-- Stated task --
Where the string "include" occurs in the material below, report the whole line.
== Dataset records
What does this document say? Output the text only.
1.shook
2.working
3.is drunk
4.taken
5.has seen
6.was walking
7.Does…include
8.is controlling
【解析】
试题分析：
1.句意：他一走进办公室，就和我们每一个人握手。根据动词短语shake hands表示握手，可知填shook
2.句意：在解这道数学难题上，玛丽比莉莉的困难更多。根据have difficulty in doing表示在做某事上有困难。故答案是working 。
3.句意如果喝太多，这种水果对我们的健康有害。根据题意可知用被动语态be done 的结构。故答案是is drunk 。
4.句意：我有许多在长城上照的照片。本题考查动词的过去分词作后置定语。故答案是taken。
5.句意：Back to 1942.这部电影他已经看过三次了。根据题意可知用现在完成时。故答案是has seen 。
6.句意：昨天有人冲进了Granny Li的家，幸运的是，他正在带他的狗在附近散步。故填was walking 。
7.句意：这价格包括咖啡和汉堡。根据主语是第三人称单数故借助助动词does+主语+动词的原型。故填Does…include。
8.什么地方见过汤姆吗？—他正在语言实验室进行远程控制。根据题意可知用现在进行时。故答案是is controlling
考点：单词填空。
====
-- Completed task --
7.Does…include
7.句意：这价格包括咖啡和汉堡。根据主语是第三人称单数故借助助动词does+主语+动词的原型。故填Does…include。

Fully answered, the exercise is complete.